* Job:
Check each line of the entries below for the string "capitano"; copy every line where it appears.

___ Records to process

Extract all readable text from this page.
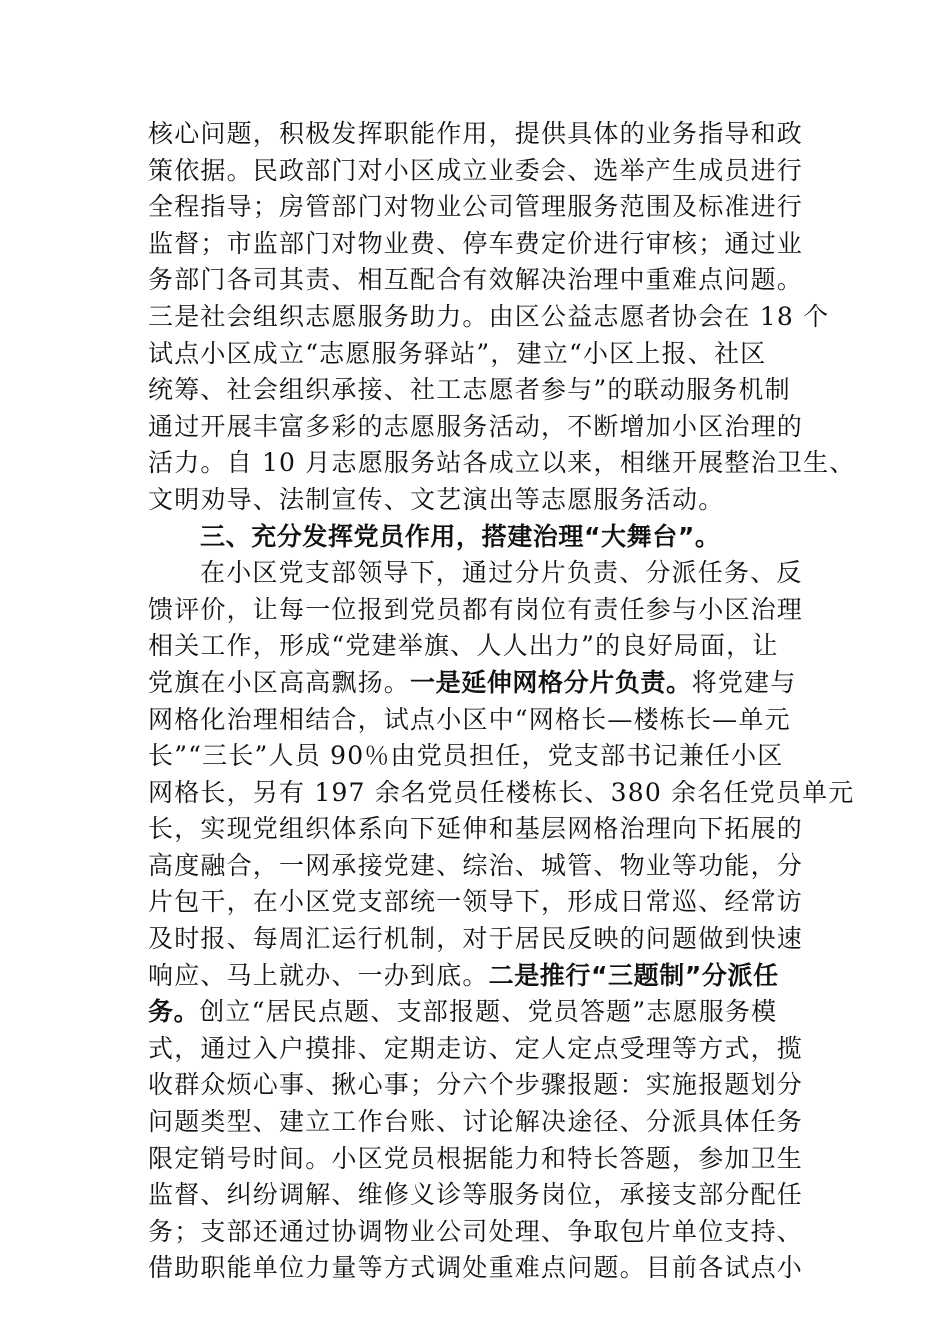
核心问题，积极发挥职能作用，提供具体的业务指导和政
策依据。民政部门对小区成立业委会、选举产生成员进行
全程指导；房管部门对物业公司管理服务范围及标准进行
监督；市监部门对物业费、停车费定价进行审核；通过业
务部门各司其责、相互配合有效解决治理中重难点问题。
三是社会组织志愿服务助力。由区公益志愿者协会在 18 个
试点小区成立“志愿服务驿站”，建立“小区上报、社区
统筹、社会组织承接、社工志愿者参与”的联动服务机制
通过开展丰富多彩的志愿服务活动，不断增加小区治理的
活力。自 10 月志愿服务站各成立以来，相继开展整治卫生、
文明劝导、法制宣传、文艺演出等志愿服务活动。
三、充分发挥党员作用，搭建治理“大舞台”。
在小区党支部领导下，通过分片负责、分派任务、反
馈评价，让每一位报到党员都有岗位有责任参与小区治理
相关工作，形成“党建举旗、人人出力”的良好局面，让
党旗在小区高高飘扬。一是延伸网格分片负责。将党建与
网格化治理相结合，试点小区中“网格长—楼栋长—单元
长”“三长”人员 90％由党员担任，党支部书记兼任小区
网格长，另有 197 余名党员任楼栋长、380 余名任党员单元
长，实现党组织体系向下延伸和基层网格治理向下拓展的
高度融合，一网承接党建、综治、城管、物业等功能，分
片包干，在小区党支部统一领导下，形成日常巡、经常访
及时报、每周汇运行机制，对于居民反映的问题做到快速
响应、马上就办、一办到底。二是推行“三题制”分派任
务。创立“居民点题、支部报题、党员答题”志愿服务模
式，通过入户摸排、定期走访、定人定点受理等方式，揽
收群众烦心事、揪心事；分六个步骤报题：实施报题划分
问题类型、建立工作台账、讨论解决途径、分派具体任务
限定销号时间。小区党员根据能力和特长答题，参加卫生
监督、纠纷调解、维修义诊等服务岗位，承接支部分配任
务；支部还通过协调物业公司处理、争取包片单位支持、
借助职能单位力量等方式调处重难点问题。目前各试点小
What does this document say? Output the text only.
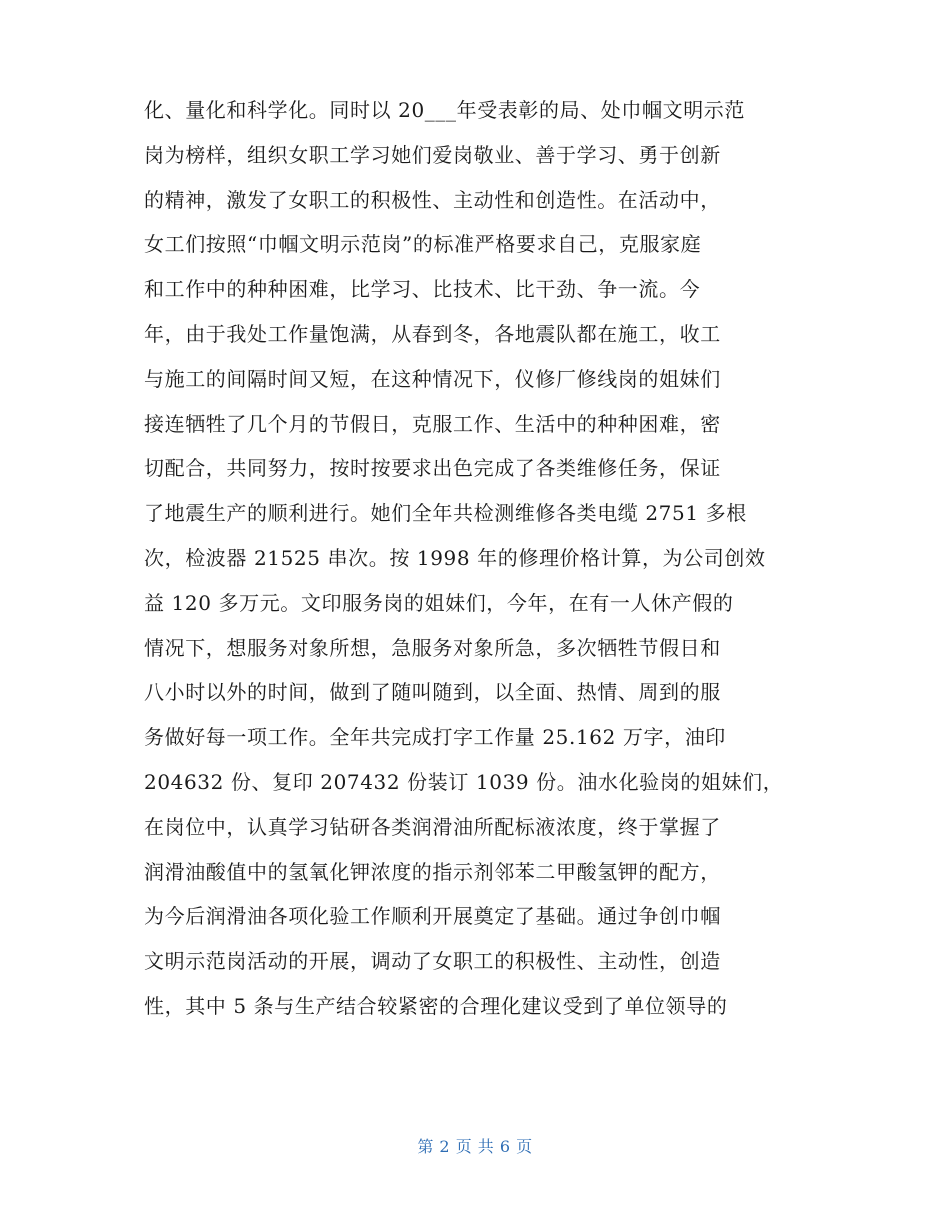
化、量化和科学化。同时以 20___年受表彰的局、处巾帼文明示范
岗为榜样，组织女职工学习她们爱岗敬业、善于学习、勇于创新
的精神，激发了女职工的积极性、主动性和创造性。在活动中，
女工们按照“巾帼文明示范岗”的标准严格要求自己，克服家庭
和工作中的种种困难，比学习、比技术、比干劲、争一流。今
年，由于我处工作量饱满，从春到冬，各地震队都在施工，收工
与施工的间隔时间又短，在这种情况下，仪修厂修线岗的姐妹们
接连牺牲了几个月的节假日，克服工作、生活中的种种困难，密
切配合，共同努力，按时按要求出色完成了各类维修任务，保证
了地震生产的顺利进行。她们全年共检测维修各类电缆 2751 多根
次，检波器 21525 串次。按 1998 年的修理价格计算，为公司创效
益 120 多万元。文印服务岗的姐妹们，今年，在有一人休产假的
情况下，想服务对象所想，急服务对象所急，多次牺牲节假日和
八小时以外的时间，做到了随叫随到，以全面、热情、周到的服
务做好每一项工作。全年共完成打字工作量 25.162 万字，油印
204632 份、复印 207432 份装订 1039 份。油水化验岗的姐妹们，
在岗位中，认真学习钻研各类润滑油所配标液浓度，终于掌握了
润滑油酸值中的氢氧化钾浓度的指示剂邻苯二甲酸氢钾的配方，
为今后润滑油各项化验工作顺利开展奠定了基础。通过争创巾帼
文明示范岗活动的开展，调动了女职工的积极性、主动性，创造
性，其中 5 条与生产结合较紧密的合理化建议受到了单位领导的
第 2 页 共 6 页
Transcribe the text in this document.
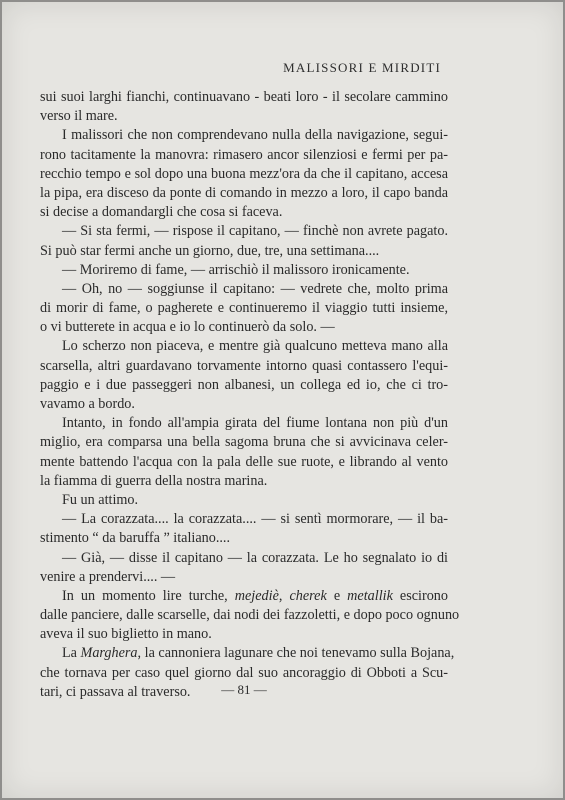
MALISSORI E MIRDITI
sui suoi larghi fianchi, continuavano - beati loro - il secolare cammino
verso il mare.
I malissori che non comprendevano nulla della navigazione, segui-
rono tacitamente la manovra: rimasero ancor silenziosi e fermi per pa-
recchio tempo e sol dopo una buona mezz'ora da che il capitano, accesa
la pipa, era disceso da ponte di comando in mezzo a loro, il capo banda
si decise a domandargli che cosa si faceva.
— Si sta fermi, — rispose il capitano, — finchè non avrete pagato.
Si può star fermi anche un giorno, due, tre, una settimana....
— Moriremo di fame, — arrischiò il malissoro ironicamente.
— Oh, no — soggiunse il capitano: — vedrete che, molto prima
di morir di fame, o pagherete e continueremo il viaggio tutti insieme,
o vi butterete in acqua e io lo continuerò da solo. —
Lo scherzo non piaceva, e mentre già qualcuno metteva mano alla
scarsella, altri guardavano torvamente intorno quasi contassero l'equi-
paggio e i due passeggeri non albanesi, un collega ed io, che ci tro-
vavamo a bordo.
Intanto, in fondo all'ampia girata del fiume lontana non più d'un
miglio, era comparsa una bella sagoma bruna che si avvicinava celer-
mente battendo l'acqua con la pala delle sue ruote, e librando al vento
la fiamma di guerra della nostra marina.
Fu un attimo.
— La corazzata.... la corazzata.... — si sentì mormorare, — il ba-
stimento “ da baruffa ” italiano....
— Già, — disse il capitano — la corazzata. Le ho segnalato io di
venire a prendervi.... —
In un momento lire turche, mejediè, cherek e metallik escirono
dalle panciere, dalle scarselle, dai nodi dei fazzoletti, e dopo poco ognuno
aveva il suo biglietto in mano.
La Marghera, la cannoniera lagunare che noi tenevamo sulla Bojana,
che tornava per caso quel giorno dal suo ancoraggio di Obboti a Scu-
tari, ci passava al traverso.	— 81 —
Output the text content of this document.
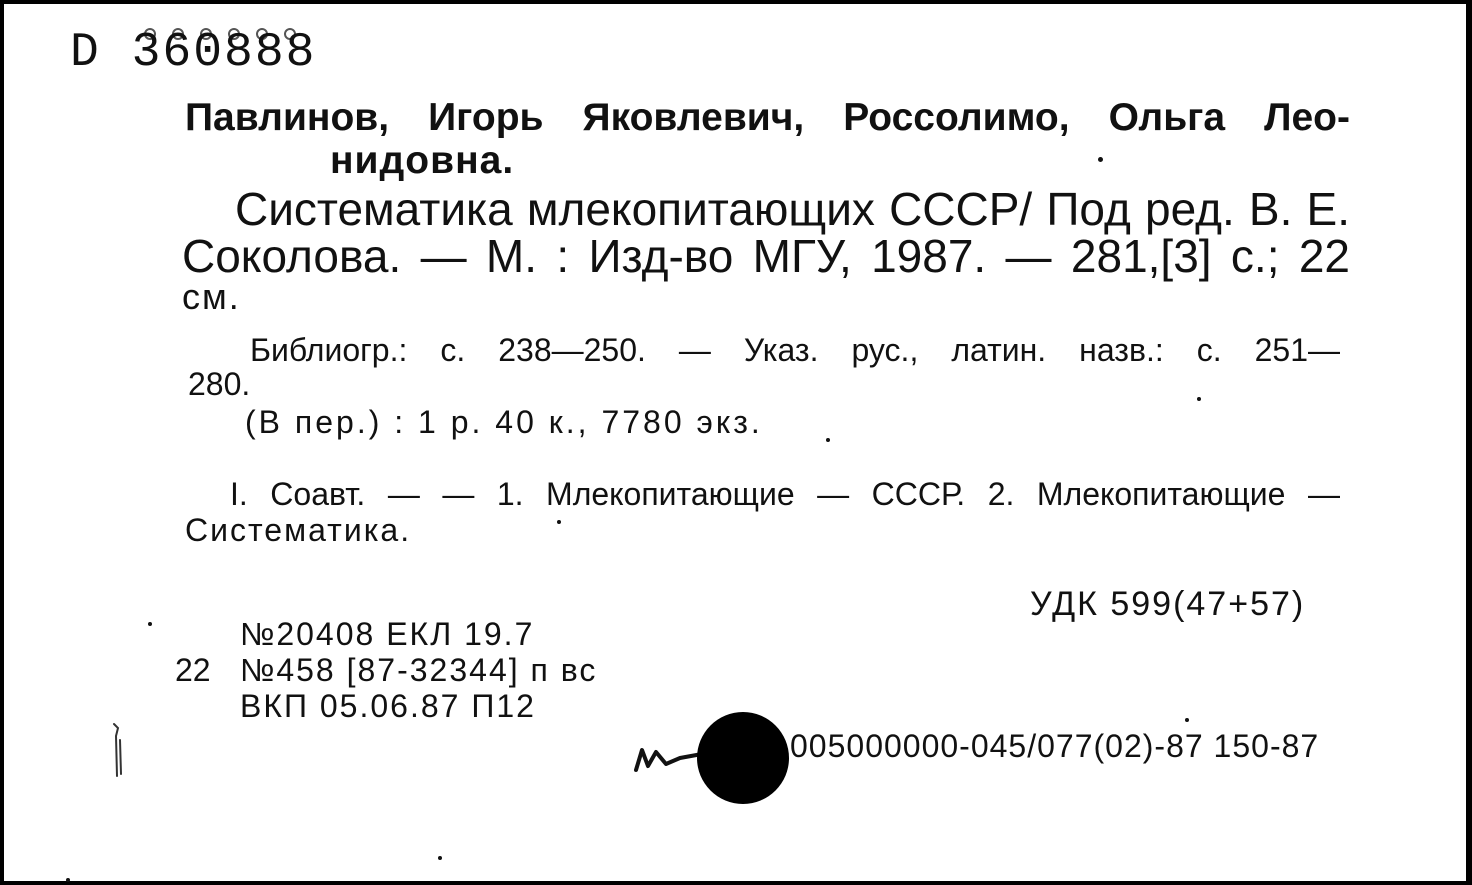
D 360888

Павлинов, Игорь Яковлевич, Россолимо, Ольга Лео-

нидовна.

Систематика млекопитающих СССР/ Под ред. В. Е.

Соколова. — М. : Изд-во МГУ, 1987. — 281,[3] с.; 22

см.

Библиогр.: с. 238—250. — Указ. рус., латин. назв.: с. 251—

280.

(В пер.) : 1 р. 40 к., 7780 экз.

I. Соавт. — — 1. Млекопитающие — СССР. 2. Млекопитающие —

Систематика.

УДК 599(47+57)

№20408 ЕКЛ 19.7

22 №458 [87-32344] п вс

ВКП 05.06.87 П12

005000000-045/077(02)-87 150-87
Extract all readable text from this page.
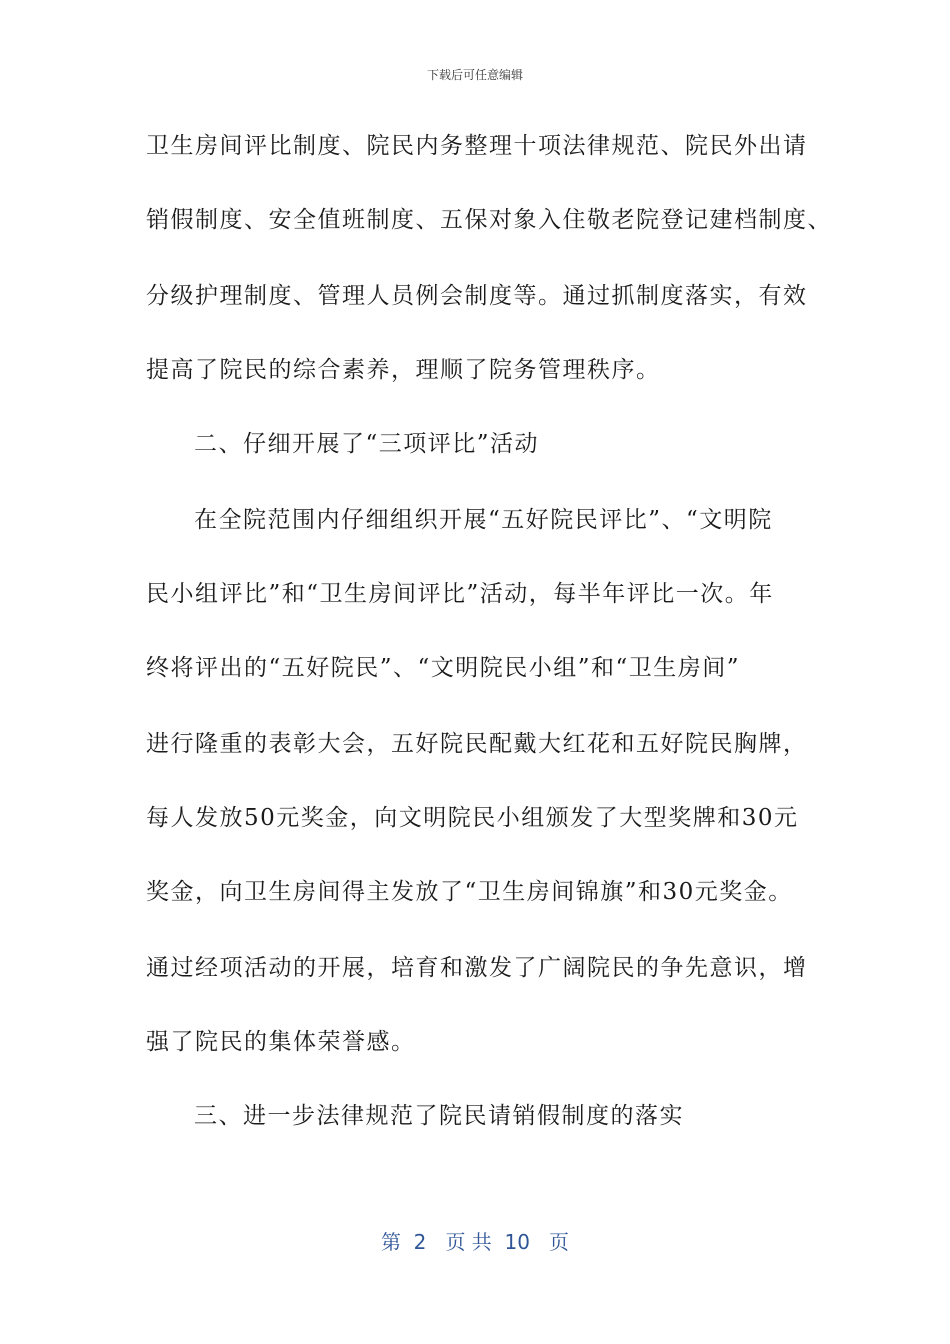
下载后可任意编辑
卫生房间评比制度、院民内务整理十项法律规范、院民外出请
销假制度、安全值班制度、五保对象入住敬老院登记建档制度、
分级护理制度、管理人员例会制度等。通过抓制度落实，有效
提高了院民的综合素养，理顺了院务管理秩序。
二、仔细开展了“三项评比”活动
在全院范围内仔细组织开展“五好院民评比”、“文明院
民小组评比”和“卫生房间评比”活动，每半年评比一次。年
终将评出的“五好院民”、“文明院民小组”和“卫生房间”
进行隆重的表彰大会，五好院民配戴大红花和五好院民胸牌，
每人发放50元奖金，向文明院民小组颁发了大型奖牌和30元
奖金，向卫生房间得主发放了“卫生房间锦旗”和30元奖金。
通过经项活动的开展，培育和激发了广阔院民的争先意识，增
强了院民的集体荣誉感。
三、进一步法律规范了院民请销假制度的落实
第  2   页 共  10   页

______

* Result of this task:
recchio tempo e sol dopo una buona mezz'ora da che il capitano, accesa
— Si sta fermi, — rispose il capitano, — finchè non avrete pagato.
— Oh, no — soggiunse il capitano: — vedrete che, molto prima
— Già, — disse il capitano — la corazzata. Le ho segnalato io di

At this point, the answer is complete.